_Task description_. Replace "x-tick-label" with "x-tick" in the rows from the first one through the line containing "y-tick-label: 20 <box>102 285 124 308</box>", and reproduce those lines with nothing else altered.

Annotated region listings:
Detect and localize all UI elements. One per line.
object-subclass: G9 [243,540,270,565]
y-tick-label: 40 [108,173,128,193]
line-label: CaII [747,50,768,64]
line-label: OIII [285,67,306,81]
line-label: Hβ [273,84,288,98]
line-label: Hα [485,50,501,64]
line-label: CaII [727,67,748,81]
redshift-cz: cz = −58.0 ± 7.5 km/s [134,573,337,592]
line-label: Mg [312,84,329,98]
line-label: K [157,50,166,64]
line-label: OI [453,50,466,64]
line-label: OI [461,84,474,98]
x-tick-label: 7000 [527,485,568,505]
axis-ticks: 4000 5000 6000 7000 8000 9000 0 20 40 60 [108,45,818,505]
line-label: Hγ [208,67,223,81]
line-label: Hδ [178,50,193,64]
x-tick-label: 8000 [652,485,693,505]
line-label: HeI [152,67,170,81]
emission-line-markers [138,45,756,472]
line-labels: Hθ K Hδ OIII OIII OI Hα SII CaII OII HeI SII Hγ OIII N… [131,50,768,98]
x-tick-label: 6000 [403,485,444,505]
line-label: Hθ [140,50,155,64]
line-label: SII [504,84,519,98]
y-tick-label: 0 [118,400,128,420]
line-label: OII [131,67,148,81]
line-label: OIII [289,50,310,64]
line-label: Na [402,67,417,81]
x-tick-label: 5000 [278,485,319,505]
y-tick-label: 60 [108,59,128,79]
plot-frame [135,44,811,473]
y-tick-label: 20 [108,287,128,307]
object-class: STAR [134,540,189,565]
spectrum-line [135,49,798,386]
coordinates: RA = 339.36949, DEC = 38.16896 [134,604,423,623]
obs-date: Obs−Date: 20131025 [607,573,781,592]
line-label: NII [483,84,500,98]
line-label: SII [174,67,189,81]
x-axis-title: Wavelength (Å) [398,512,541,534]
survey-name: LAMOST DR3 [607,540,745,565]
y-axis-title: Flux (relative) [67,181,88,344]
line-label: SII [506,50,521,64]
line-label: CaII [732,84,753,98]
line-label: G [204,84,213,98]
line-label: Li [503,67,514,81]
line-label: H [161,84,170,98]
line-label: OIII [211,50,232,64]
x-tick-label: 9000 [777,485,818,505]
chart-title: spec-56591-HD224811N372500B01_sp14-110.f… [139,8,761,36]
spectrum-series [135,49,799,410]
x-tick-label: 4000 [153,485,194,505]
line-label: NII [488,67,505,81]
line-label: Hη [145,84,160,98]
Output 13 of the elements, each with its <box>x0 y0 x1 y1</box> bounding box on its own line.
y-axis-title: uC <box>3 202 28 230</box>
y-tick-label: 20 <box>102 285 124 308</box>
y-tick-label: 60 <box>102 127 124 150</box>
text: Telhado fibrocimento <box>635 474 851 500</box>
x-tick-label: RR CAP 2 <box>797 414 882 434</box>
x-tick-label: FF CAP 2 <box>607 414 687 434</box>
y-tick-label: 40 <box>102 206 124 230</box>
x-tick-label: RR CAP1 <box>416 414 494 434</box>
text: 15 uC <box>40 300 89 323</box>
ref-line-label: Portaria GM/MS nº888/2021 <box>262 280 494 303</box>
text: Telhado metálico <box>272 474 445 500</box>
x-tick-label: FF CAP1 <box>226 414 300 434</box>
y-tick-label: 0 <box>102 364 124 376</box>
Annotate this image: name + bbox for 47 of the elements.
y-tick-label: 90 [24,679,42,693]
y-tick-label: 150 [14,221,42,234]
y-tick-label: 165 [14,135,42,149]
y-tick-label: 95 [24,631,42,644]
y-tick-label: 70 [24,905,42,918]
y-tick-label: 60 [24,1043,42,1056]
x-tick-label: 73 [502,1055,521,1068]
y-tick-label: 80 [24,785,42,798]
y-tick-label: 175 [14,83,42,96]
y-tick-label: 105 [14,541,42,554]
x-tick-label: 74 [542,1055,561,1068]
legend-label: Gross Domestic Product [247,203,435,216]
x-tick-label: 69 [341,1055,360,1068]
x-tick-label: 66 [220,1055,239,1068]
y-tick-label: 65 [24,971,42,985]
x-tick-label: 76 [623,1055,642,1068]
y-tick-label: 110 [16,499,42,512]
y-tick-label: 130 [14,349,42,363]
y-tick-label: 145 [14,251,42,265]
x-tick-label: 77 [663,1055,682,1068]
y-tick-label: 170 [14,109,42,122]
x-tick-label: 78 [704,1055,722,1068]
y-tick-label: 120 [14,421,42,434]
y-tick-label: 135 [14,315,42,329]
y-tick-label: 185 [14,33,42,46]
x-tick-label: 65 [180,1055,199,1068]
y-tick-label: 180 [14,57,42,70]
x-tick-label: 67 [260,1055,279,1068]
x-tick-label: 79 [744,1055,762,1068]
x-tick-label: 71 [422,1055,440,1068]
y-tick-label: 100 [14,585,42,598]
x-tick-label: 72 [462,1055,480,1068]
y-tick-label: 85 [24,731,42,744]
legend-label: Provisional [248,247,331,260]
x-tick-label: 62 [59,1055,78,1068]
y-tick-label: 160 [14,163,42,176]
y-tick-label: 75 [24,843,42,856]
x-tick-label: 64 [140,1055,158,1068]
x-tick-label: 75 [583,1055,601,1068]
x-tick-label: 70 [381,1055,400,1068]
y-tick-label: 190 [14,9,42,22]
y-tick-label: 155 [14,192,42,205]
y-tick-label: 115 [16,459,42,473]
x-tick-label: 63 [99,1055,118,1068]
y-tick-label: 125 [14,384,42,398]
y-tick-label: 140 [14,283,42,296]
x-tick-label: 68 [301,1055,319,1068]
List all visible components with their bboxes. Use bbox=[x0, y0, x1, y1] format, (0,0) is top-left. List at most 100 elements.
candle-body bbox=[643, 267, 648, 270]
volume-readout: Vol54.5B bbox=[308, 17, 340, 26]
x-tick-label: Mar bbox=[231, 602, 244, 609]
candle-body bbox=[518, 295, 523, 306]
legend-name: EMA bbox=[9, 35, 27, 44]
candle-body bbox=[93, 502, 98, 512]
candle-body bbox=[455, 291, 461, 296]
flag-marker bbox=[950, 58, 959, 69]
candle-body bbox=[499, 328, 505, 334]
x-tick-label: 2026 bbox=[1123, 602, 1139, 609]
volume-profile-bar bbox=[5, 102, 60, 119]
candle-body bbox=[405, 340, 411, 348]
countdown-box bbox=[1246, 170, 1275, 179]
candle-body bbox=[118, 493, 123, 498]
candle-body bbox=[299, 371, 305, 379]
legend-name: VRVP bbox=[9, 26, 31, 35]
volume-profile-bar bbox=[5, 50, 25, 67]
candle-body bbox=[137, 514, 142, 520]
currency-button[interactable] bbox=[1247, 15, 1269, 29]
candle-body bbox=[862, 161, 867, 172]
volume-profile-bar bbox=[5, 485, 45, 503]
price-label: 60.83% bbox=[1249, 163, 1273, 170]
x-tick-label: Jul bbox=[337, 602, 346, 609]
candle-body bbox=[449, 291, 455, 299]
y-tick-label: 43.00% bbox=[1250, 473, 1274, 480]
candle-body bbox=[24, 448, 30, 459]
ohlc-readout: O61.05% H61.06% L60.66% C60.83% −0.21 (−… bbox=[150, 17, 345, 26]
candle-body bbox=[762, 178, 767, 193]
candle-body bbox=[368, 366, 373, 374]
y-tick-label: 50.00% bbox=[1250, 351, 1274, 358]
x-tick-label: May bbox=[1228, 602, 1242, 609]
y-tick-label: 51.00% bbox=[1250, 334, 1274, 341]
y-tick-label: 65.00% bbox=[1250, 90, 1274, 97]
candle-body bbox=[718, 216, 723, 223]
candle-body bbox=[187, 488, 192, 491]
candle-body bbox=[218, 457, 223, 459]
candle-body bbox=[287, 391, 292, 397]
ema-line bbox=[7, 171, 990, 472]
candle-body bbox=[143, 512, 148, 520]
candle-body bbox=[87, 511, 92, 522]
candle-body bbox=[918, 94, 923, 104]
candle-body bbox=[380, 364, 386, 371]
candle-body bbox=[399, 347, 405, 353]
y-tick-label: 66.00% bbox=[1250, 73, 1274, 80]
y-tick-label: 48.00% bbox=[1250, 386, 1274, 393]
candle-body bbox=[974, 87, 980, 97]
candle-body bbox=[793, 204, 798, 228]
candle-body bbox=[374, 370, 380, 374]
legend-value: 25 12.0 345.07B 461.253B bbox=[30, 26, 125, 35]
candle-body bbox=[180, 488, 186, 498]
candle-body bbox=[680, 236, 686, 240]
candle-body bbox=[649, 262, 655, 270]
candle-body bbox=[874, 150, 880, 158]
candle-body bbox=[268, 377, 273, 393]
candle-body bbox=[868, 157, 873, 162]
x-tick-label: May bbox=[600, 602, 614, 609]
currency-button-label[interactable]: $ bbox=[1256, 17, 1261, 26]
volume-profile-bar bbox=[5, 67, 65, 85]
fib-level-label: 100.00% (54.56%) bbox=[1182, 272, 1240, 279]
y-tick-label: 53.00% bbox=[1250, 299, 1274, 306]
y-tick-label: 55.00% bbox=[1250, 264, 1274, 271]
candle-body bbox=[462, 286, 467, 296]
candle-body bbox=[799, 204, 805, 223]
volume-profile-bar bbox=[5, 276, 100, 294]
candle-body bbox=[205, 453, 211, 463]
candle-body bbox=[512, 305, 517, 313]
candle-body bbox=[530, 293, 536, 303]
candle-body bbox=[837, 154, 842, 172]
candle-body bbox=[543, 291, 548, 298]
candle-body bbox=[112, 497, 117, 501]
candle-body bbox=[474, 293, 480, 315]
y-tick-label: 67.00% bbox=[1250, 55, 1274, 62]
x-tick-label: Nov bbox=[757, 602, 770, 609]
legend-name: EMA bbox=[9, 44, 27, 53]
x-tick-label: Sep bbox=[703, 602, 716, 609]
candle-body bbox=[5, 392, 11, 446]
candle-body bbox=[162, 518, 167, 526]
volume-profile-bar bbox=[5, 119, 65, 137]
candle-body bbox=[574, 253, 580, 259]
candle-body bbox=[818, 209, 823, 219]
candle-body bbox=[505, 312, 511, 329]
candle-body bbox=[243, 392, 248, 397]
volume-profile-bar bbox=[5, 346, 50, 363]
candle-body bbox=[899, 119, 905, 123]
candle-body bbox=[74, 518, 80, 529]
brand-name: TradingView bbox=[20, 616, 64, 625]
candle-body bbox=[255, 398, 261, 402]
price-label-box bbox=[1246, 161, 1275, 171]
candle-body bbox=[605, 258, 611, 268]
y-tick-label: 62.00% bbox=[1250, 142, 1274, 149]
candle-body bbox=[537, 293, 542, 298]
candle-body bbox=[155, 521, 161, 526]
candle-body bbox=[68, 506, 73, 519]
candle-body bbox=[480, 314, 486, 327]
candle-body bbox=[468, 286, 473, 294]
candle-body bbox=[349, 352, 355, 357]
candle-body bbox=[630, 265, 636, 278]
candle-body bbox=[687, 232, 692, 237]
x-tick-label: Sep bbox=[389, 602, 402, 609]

_Solved problem_.
Detect and localize all UI elements. One per line.
object-subclass: G9 [243,540,270,565]
y-tick-label: 40 [108,173,128,193]
line-label: CaII [747,50,768,64]
line-label: OIII [285,67,306,81]
line-label: Hβ [273,84,288,98]
line-label: Hα [485,50,501,64]
line-label: CaII [727,67,748,81]
redshift-cz: cz = −58.0 ± 7.5 km/s [134,573,337,592]
line-label: Mg [312,84,329,98]
line-label: K [157,50,166,64]
line-label: OI [453,50,466,64]
line-label: OI [461,84,474,98]
x-tick: 7000 [527,485,568,505]
axis-ticks: 4000 5000 6000 7000 8000 9000 0 20 40 60 [108,45,818,505]
line-label: Hγ [208,67,223,81]
line-label: Hδ [178,50,193,64]
x-tick: 8000 [652,485,693,505]
line-label: HeI [152,67,170,81]
emission-line-markers [138,45,756,472]
line-labels: Hθ K Hδ OIII OIII OI Hα SII CaII OII HeI SII Hγ OIII N… [131,50,768,98]
x-tick: 6000 [403,485,444,505]
line-label: Hθ [140,50,155,64]
line-label: SII [504,84,519,98]
y-tick-label: 0 [118,400,128,420]
line-label: OII [131,67,148,81]
line-label: OIII [289,50,310,64]
line-label: Na [402,67,417,81]
x-tick: 5000 [278,485,319,505]
y-tick-label: 60 [108,59,128,79]
plot-frame [135,44,811,473]
y-tick-label: 20 [108,287,128,307]
object-class: STAR [134,540,189,565]
spectrum-line [135,49,798,386]
coordinates: RA = 339.36949, DEC = 38.16896 [134,604,423,623]
obs-date: Obs−Date: 20131025 [607,573,781,592]
line-label: NII [483,84,500,98]
line-label: SII [174,67,189,81]
x-axis-title: Wavelength (Å) [398,512,541,534]
survey-name: LAMOST DR3 [607,540,745,565]
y-axis-title: Flux (relative) [67,181,88,344]
line-label: SII [506,50,521,64]
line-label: CaII [732,84,753,98]
line-label: G [204,84,213,98]
line-label: Li [503,67,514,81]
line-label: H [161,84,170,98]
line-label: OIII [211,50,232,64]
x-tick: 9000 [777,485,818,505]
chart-title: spec-56591-HD224811N372500B01_sp14-110.f… [139,8,761,36]
spectrum-series [135,49,799,410]
x-tick: 4000 [153,485,194,505]
line-label: NII [488,67,505,81]
line-label: Hη [145,84,160,98]
Output 13 of the elements, each with its <box>x0 y0 x1 y1</box> bounding box on its own line.
y-axis-title: uC <box>3 202 28 230</box>
y-tick-label: 20 <box>102 285 124 308</box>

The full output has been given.